Entries shown:
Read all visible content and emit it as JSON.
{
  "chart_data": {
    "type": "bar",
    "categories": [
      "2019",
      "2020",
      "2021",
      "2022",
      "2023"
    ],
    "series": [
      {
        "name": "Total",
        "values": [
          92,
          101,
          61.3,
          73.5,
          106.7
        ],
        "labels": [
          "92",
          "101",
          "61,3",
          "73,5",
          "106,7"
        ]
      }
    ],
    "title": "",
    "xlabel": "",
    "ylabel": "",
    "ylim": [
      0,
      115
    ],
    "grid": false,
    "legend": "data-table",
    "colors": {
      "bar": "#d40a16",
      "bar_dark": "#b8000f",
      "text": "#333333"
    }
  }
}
---
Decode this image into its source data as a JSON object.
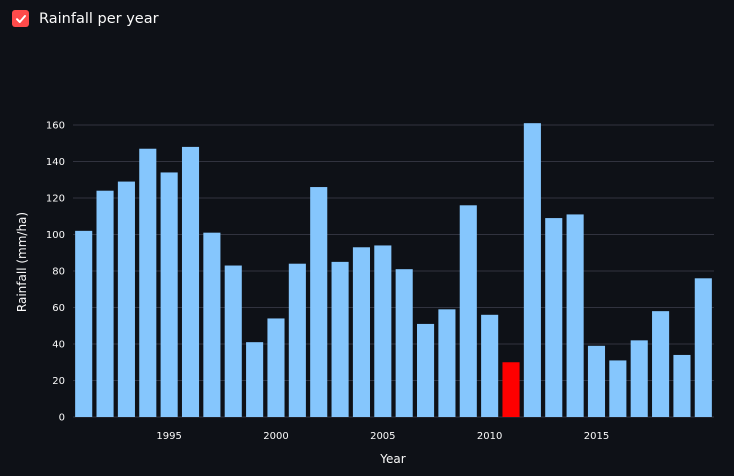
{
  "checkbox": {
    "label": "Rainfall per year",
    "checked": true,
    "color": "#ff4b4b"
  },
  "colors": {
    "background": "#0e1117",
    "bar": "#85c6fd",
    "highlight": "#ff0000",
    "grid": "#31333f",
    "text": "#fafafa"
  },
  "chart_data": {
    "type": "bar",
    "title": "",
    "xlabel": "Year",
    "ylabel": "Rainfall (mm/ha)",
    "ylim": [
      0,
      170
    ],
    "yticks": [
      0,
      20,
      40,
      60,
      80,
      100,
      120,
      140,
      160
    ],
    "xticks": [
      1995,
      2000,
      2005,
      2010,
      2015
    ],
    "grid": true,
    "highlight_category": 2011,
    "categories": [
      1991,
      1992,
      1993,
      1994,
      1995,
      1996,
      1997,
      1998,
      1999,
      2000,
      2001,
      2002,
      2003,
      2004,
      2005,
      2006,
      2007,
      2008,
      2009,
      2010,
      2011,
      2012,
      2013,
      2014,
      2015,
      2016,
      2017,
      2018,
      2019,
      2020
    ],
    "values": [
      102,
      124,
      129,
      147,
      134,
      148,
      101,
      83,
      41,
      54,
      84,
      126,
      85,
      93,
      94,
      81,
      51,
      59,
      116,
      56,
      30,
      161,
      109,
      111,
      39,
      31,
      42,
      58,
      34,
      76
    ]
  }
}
...
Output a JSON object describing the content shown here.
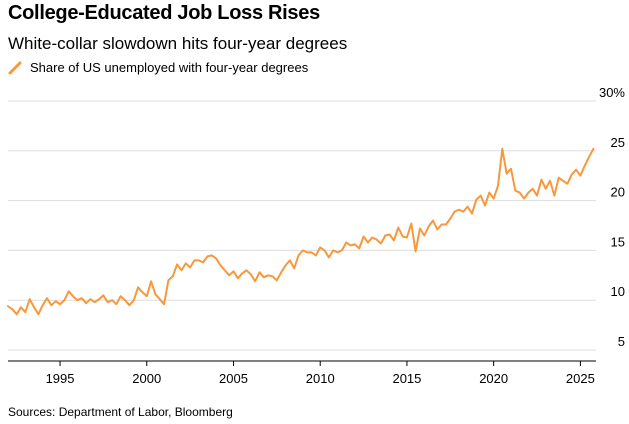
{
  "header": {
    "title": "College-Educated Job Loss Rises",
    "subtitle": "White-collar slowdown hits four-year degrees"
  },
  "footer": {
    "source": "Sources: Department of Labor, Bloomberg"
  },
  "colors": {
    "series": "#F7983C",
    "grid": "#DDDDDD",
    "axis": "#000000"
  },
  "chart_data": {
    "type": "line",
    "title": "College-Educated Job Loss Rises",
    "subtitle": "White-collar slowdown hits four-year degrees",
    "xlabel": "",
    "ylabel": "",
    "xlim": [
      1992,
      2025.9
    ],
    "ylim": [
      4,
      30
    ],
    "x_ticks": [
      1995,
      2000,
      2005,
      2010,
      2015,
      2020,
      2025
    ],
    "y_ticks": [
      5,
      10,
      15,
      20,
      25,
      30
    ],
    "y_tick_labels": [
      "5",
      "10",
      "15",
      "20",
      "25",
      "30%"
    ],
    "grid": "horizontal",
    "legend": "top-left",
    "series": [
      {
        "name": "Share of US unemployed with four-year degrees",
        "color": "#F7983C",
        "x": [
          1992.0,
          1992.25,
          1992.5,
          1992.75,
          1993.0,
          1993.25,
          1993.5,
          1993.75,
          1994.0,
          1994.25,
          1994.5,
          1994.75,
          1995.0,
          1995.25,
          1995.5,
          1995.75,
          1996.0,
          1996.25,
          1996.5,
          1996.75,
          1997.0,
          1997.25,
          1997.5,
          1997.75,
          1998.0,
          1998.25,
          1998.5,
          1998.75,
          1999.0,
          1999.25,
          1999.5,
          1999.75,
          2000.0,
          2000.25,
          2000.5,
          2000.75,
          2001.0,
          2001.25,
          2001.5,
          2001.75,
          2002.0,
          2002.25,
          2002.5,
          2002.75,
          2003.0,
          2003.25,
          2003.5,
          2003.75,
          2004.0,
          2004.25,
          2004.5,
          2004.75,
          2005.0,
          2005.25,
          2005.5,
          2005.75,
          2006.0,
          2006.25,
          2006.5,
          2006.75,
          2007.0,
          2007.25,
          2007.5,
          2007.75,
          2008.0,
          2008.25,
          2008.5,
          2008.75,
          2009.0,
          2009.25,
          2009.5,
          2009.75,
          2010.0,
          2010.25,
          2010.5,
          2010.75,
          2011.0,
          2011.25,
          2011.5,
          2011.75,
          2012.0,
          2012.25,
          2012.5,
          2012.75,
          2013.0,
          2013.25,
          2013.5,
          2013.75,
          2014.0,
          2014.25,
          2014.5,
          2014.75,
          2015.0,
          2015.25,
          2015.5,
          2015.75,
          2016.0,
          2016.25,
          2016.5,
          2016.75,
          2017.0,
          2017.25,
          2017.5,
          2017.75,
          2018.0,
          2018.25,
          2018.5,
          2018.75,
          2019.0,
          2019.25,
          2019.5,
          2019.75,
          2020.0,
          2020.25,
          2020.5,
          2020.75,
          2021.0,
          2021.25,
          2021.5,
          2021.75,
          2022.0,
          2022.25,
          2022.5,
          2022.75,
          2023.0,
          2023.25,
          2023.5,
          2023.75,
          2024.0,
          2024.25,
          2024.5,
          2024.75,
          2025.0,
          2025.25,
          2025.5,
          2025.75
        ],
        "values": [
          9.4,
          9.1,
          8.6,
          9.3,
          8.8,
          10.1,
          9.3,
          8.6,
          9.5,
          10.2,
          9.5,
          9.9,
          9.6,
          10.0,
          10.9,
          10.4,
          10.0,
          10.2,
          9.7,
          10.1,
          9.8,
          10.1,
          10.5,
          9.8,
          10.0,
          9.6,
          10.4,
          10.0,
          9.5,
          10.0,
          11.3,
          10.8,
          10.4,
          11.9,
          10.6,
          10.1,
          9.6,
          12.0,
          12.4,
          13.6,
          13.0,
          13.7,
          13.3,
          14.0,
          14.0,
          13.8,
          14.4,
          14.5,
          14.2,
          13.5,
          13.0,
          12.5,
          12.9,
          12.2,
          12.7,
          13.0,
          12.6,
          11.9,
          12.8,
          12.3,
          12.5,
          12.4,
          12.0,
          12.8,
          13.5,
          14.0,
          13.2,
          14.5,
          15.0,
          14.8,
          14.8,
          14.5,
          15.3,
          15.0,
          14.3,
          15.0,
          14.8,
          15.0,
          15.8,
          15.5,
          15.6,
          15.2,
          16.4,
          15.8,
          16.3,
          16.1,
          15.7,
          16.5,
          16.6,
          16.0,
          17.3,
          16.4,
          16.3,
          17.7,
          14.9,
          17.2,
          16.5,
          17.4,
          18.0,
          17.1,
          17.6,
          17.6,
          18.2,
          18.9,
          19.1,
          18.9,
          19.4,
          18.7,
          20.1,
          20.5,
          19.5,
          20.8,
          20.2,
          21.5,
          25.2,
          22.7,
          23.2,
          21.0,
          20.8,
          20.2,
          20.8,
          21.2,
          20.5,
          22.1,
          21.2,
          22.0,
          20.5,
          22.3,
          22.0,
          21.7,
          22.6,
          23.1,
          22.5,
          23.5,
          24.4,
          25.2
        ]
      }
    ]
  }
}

Instruction: Only the number is wanted: how many lines in the entries above contain the word "JSON"?

Solution: 3